**Work to be completed**
Restate exactly, and only, the lines from the one with "Output each element" through the end of the data, with both of those end lines kept. Drop any pictures.

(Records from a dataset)

=-=-=-=-=

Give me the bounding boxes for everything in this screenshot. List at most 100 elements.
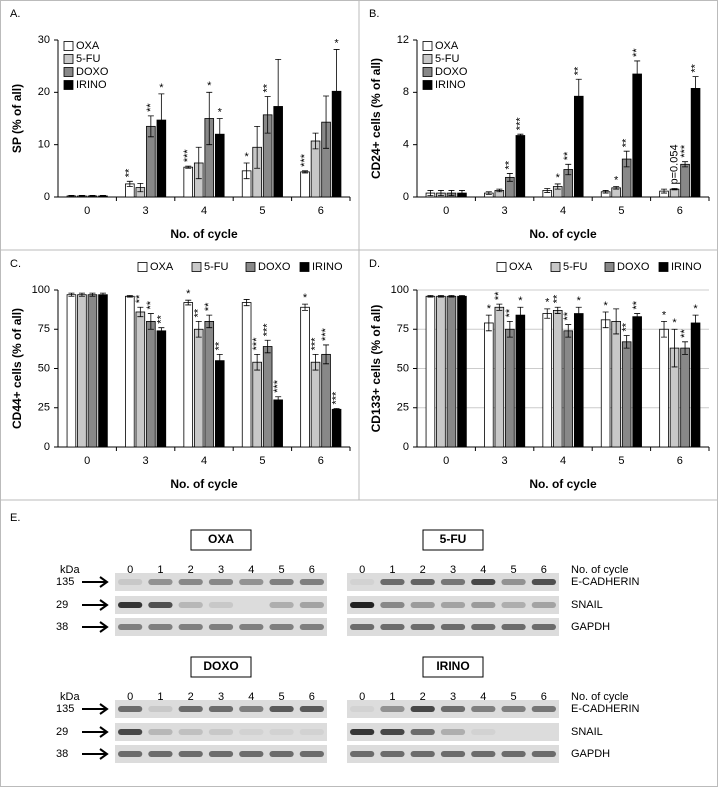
significance: ** <box>145 300 157 309</box>
lane-label: 3 <box>450 564 456 576</box>
y-tick-label: 75 <box>38 323 50 335</box>
bar <box>262 346 273 448</box>
bar <box>632 316 642 448</box>
blot-band <box>299 624 324 630</box>
bar <box>183 302 194 448</box>
error-bar <box>661 188 668 194</box>
error-bar <box>68 195 75 197</box>
lane-label: 3 <box>218 564 224 576</box>
significance: * <box>662 309 667 321</box>
blot-band <box>531 706 556 712</box>
bar <box>156 330 167 448</box>
lane-label: 0 <box>127 691 133 703</box>
lane-label: 3 <box>218 691 224 703</box>
error-bar <box>661 321 668 338</box>
error-bar <box>623 150 630 168</box>
blot-strip <box>347 723 559 741</box>
error-bar <box>496 303 503 311</box>
legend-label: OXA <box>150 261 174 273</box>
significance: * <box>614 174 619 186</box>
blot-band <box>471 729 496 735</box>
error-bar <box>544 308 551 319</box>
significance: *** <box>251 337 263 351</box>
error-bar <box>565 324 572 338</box>
error-bar <box>517 306 524 324</box>
error-bar <box>485 314 492 332</box>
error-bar <box>575 78 582 114</box>
significance: ** <box>689 63 701 72</box>
error-bar <box>195 146 202 180</box>
blot-band <box>440 602 466 608</box>
bar <box>659 328 669 448</box>
blot-band <box>350 751 375 757</box>
error-bar <box>137 182 144 193</box>
error-bar <box>554 306 561 314</box>
legend-label: 5-FU <box>76 53 101 65</box>
blot-band <box>471 579 496 585</box>
error-bar <box>302 170 309 174</box>
protein-label: GAPDH <box>571 748 610 760</box>
error-bar <box>99 292 106 297</box>
error-bar <box>634 313 641 321</box>
error-bar <box>575 306 582 321</box>
blot-band <box>148 579 173 585</box>
y-tick-label: 100 <box>391 284 409 296</box>
size-label: 29 <box>56 599 68 611</box>
significance: * <box>207 80 212 92</box>
x-tick-label: 4 <box>560 455 566 467</box>
treatment-label: IRINO <box>436 659 469 673</box>
panel-label: C. <box>10 258 21 270</box>
blot-band <box>118 751 143 757</box>
significance: * <box>218 106 223 118</box>
bar <box>241 302 252 448</box>
blot-band <box>269 751 294 757</box>
blot-band <box>208 624 234 630</box>
significance: ** <box>504 308 516 317</box>
blot-band <box>208 706 234 712</box>
significance: ** <box>145 103 157 112</box>
protein-label: E-CADHERIN <box>571 703 640 715</box>
blot-band <box>531 624 556 630</box>
protein-label: SNAIL <box>571 726 603 738</box>
arrow <box>82 621 109 633</box>
significance: * <box>545 297 550 309</box>
significance: ** <box>193 308 205 317</box>
significance: *** <box>330 391 342 405</box>
legend-swatch <box>496 262 507 272</box>
error-bar <box>448 295 455 298</box>
bar <box>98 294 108 448</box>
error-bar <box>147 115 154 138</box>
lane-label: 5 <box>279 691 285 703</box>
bar <box>484 322 494 448</box>
significance: ** <box>679 329 691 338</box>
lane-label: 1 <box>389 691 395 703</box>
error-bar <box>254 125 261 169</box>
blot-band <box>299 729 324 735</box>
lane-label: 2 <box>188 691 194 703</box>
blot-band <box>350 579 375 585</box>
error-bar <box>554 183 561 190</box>
bar <box>193 328 204 448</box>
blot-band <box>380 751 405 757</box>
blot-band <box>380 624 405 630</box>
error-bar <box>243 299 250 307</box>
significance: *** <box>299 153 311 167</box>
lane-label: 4 <box>480 564 486 576</box>
x-axis-label: No. of cycle <box>170 477 238 491</box>
blot-band <box>208 729 234 735</box>
blot-band <box>269 579 294 585</box>
bar <box>321 353 331 448</box>
blot-band <box>148 751 173 757</box>
y-tick-label: 25 <box>38 402 50 414</box>
significance: * <box>159 82 164 94</box>
bar <box>690 88 701 198</box>
y-tick-label: 50 <box>397 362 409 374</box>
arrow <box>82 599 109 611</box>
blot-band <box>148 706 173 712</box>
bar <box>680 163 690 198</box>
blot-band <box>178 706 203 712</box>
panel-label: D. <box>369 258 380 270</box>
x-tick-label: 3 <box>143 205 149 217</box>
error-bar <box>206 314 213 329</box>
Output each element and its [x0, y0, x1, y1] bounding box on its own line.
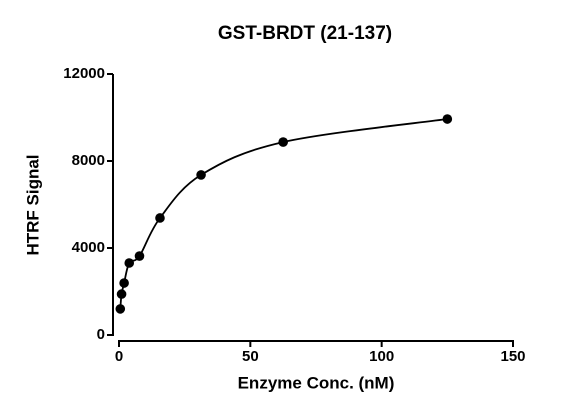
y-tick-label: 8000	[72, 152, 105, 169]
x-tick-label: 100	[369, 348, 394, 365]
data-point	[196, 170, 206, 180]
data-point	[119, 278, 129, 288]
x-tick-label: 150	[500, 348, 525, 365]
x-axis-title: Enzyme Conc. (nM)	[238, 373, 395, 392]
data-point	[116, 289, 127, 299]
data-point	[278, 137, 288, 147]
data-point	[124, 258, 135, 268]
chart-title: GST-BRDT (21-137)	[218, 23, 392, 44]
y-axis-title: HTRF Signal	[23, 154, 42, 255]
data-point	[134, 251, 145, 261]
data-point	[115, 304, 126, 314]
y-tick-label: 4000	[72, 239, 105, 256]
fit-curve	[119, 118, 448, 309]
y-tick-label: 12000	[63, 65, 105, 82]
data-point	[442, 114, 453, 124]
x-tick-label: 0	[115, 348, 123, 365]
x-tick-label: 50	[242, 348, 259, 365]
data-point	[155, 213, 165, 223]
y-tick-label: 0	[97, 326, 105, 343]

=-=-=-=-=

**Solution to this task**
Output each element and its [x0, y0, x1, y1] bounding box on its own line.
y-tick-label: 8000	[72, 152, 105, 169]
x-tick-label: 100	[369, 348, 394, 365]
data-point	[196, 170, 206, 180]
data-point	[119, 278, 129, 288]
x-tick-label: 150	[500, 348, 525, 365]
x-axis-title: Enzyme Conc. (nM)	[238, 373, 395, 392]
data-point	[116, 289, 127, 299]
data-point	[278, 137, 288, 147]
data-point	[124, 258, 135, 268]
chart-title: GST-BRDT (21-137)	[218, 23, 392, 44]
y-axis-title: HTRF Signal	[23, 154, 42, 255]
data-point	[134, 251, 145, 261]
data-point	[115, 304, 126, 314]
y-tick-label: 4000	[72, 239, 105, 256]
fit-curve	[119, 118, 448, 309]
y-tick-label: 12000	[63, 65, 105, 82]
data-point	[442, 114, 453, 124]
x-tick-label: 0	[115, 348, 123, 365]
x-tick-label: 50	[242, 348, 259, 365]
data-point	[155, 213, 165, 223]
y-tick-label: 0	[97, 326, 105, 343]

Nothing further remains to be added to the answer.